# GIVEN EXERCISE
Output the entries word for word. Omit images.

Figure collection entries
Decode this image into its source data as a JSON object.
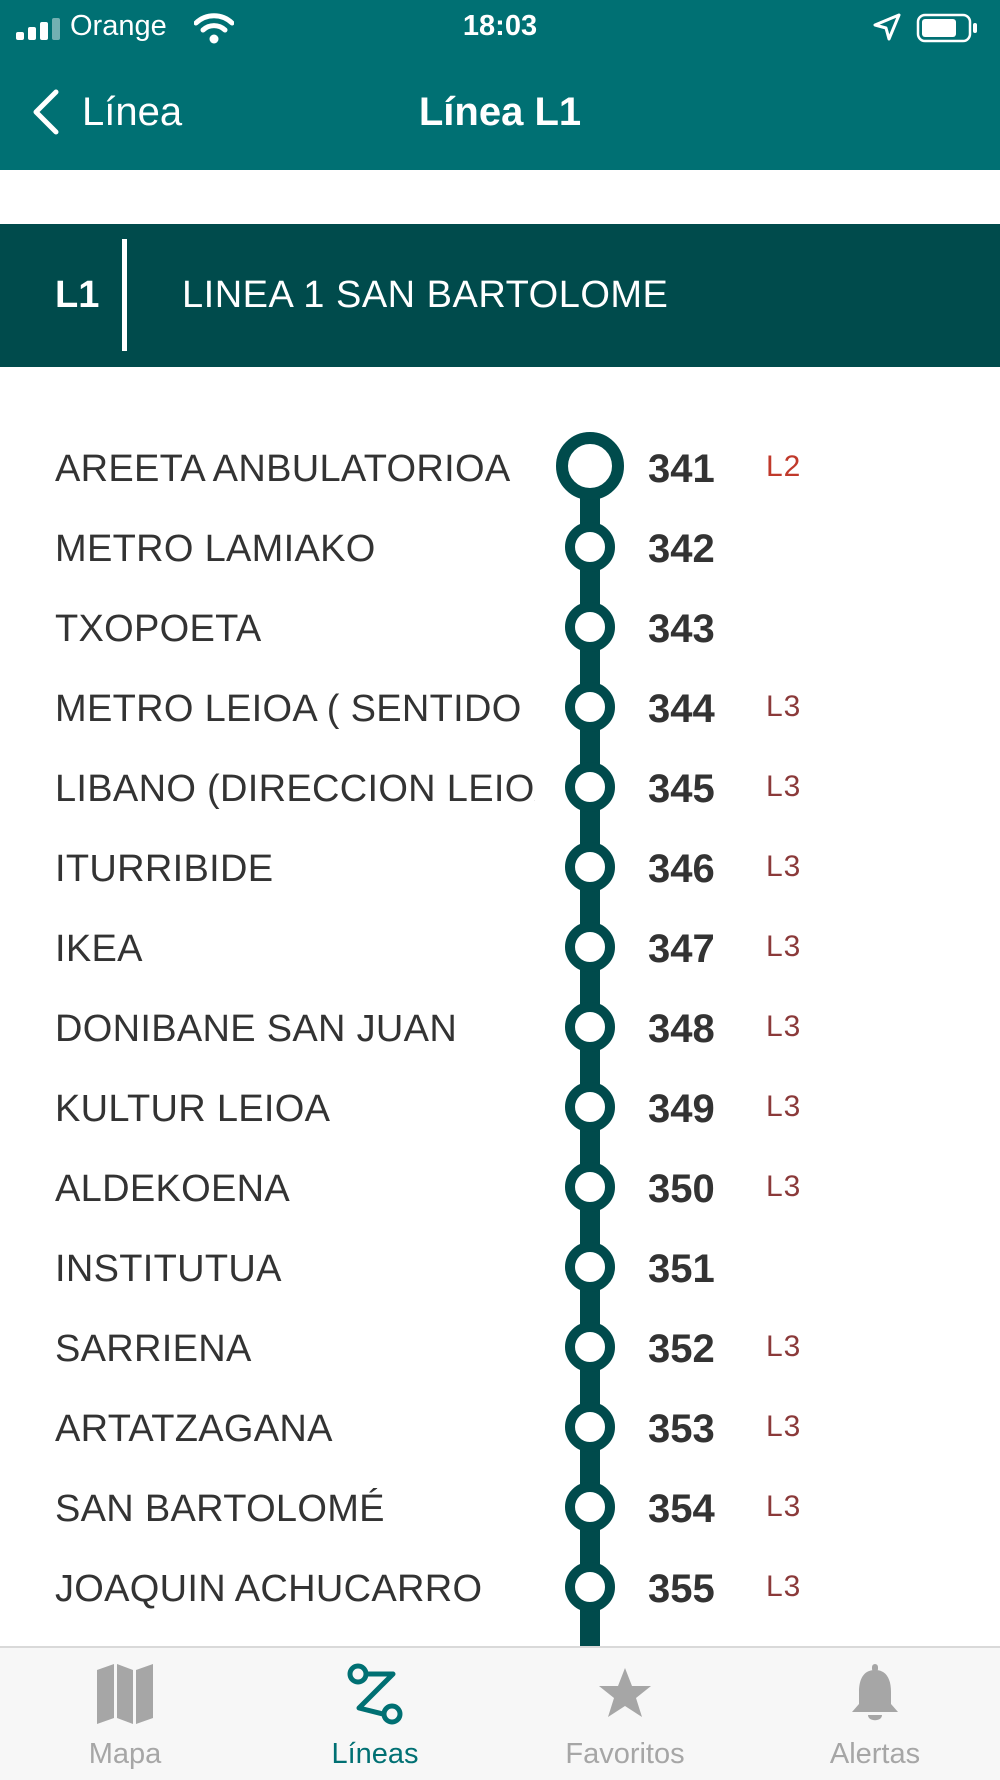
{
  "status_bar": {
    "carrier": "Orange",
    "time": "18:03"
  },
  "nav": {
    "back_label": "Línea",
    "title": "Línea L1"
  },
  "line_header": {
    "code": "L1",
    "name": "LINEA 1 SAN BARTOLOME"
  },
  "colors": {
    "primary": "#007073",
    "dark": "#004b4c",
    "badge_l2": "#c0392b",
    "badge_l3": "#8b3a3a"
  },
  "stops": [
    {
      "name": "AREETA ANBULATORIOA",
      "number": "341",
      "badge": "L2"
    },
    {
      "name": "METRO LAMIAKO",
      "number": "342",
      "badge": ""
    },
    {
      "name": "TXOPOETA",
      "number": "343",
      "badge": ""
    },
    {
      "name": "METRO LEIOA ( SENTIDO",
      "number": "344",
      "badge": "L3"
    },
    {
      "name": "LIBANO (DIRECCION LEIOA",
      "number": "345",
      "badge": "L3"
    },
    {
      "name": "ITURRIBIDE",
      "number": "346",
      "badge": "L3"
    },
    {
      "name": "IKEA",
      "number": "347",
      "badge": "L3"
    },
    {
      "name": "DONIBANE SAN JUAN",
      "number": "348",
      "badge": "L3"
    },
    {
      "name": "KULTUR LEIOA",
      "number": "349",
      "badge": "L3"
    },
    {
      "name": "ALDEKOENA",
      "number": "350",
      "badge": "L3"
    },
    {
      "name": "INSTITUTUA",
      "number": "351",
      "badge": ""
    },
    {
      "name": "SARRIENA",
      "number": "352",
      "badge": "L3"
    },
    {
      "name": "ARTATZAGANA",
      "number": "353",
      "badge": "L3"
    },
    {
      "name": "SAN BARTOLOMÉ",
      "number": "354",
      "badge": "L3"
    },
    {
      "name": "JOAQUIN ACHUCARRO",
      "number": "355",
      "badge": "L3"
    }
  ],
  "tabs": [
    {
      "label": "Mapa",
      "icon": "map-icon",
      "active": false
    },
    {
      "label": "Líneas",
      "icon": "route-icon",
      "active": true
    },
    {
      "label": "Favoritos",
      "icon": "star-icon",
      "active": false
    },
    {
      "label": "Alertas",
      "icon": "bell-icon",
      "active": false
    }
  ]
}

# FINISHED EXERCISE
Decode this image into its source data as a JSON object.
{
  "status_bar": {
    "carrier": "Orange",
    "time": "18:03"
  },
  "nav": {
    "back_label": "Línea",
    "title": "Línea L1"
  },
  "line_header": {
    "code": "L1",
    "name": "LINEA 1 SAN BARTOLOME"
  },
  "colors": {
    "primary": "#007073",
    "dark": "#004b4c",
    "badge_l2": "#c0392b",
    "badge_l3": "#8b3a3a"
  },
  "stops": [
    {
      "name": "AREETA ANBULATORIOA",
      "number": "341",
      "badge": "L2"
    },
    {
      "name": "METRO LAMIAKO",
      "number": "342",
      "badge": ""
    },
    {
      "name": "TXOPOETA",
      "number": "343",
      "badge": ""
    },
    {
      "name": "METRO LEIOA ( SENTIDO",
      "number": "344",
      "badge": "L3"
    },
    {
      "name": "LIBANO (DIRECCION LEIOA",
      "number": "345",
      "badge": "L3"
    },
    {
      "name": "ITURRIBIDE",
      "number": "346",
      "badge": "L3"
    },
    {
      "name": "IKEA",
      "number": "347",
      "badge": "L3"
    },
    {
      "name": "DONIBANE SAN JUAN",
      "number": "348",
      "badge": "L3"
    },
    {
      "name": "KULTUR LEIOA",
      "number": "349",
      "badge": "L3"
    },
    {
      "name": "ALDEKOENA",
      "number": "350",
      "badge": "L3"
    },
    {
      "name": "INSTITUTUA",
      "number": "351",
      "badge": ""
    },
    {
      "name": "SARRIENA",
      "number": "352",
      "badge": "L3"
    },
    {
      "name": "ARTATZAGANA",
      "number": "353",
      "badge": "L3"
    },
    {
      "name": "SAN BARTOLOMÉ",
      "number": "354",
      "badge": "L3"
    },
    {
      "name": "JOAQUIN ACHUCARRO",
      "number": "355",
      "badge": "L3"
    }
  ],
  "tabs": [
    {
      "label": "Mapa",
      "icon": "map-icon",
      "active": false
    },
    {
      "label": "Líneas",
      "icon": "route-icon",
      "active": true
    },
    {
      "label": "Favoritos",
      "icon": "star-icon",
      "active": false
    },
    {
      "label": "Alertas",
      "icon": "bell-icon",
      "active": false
    }
  ]
}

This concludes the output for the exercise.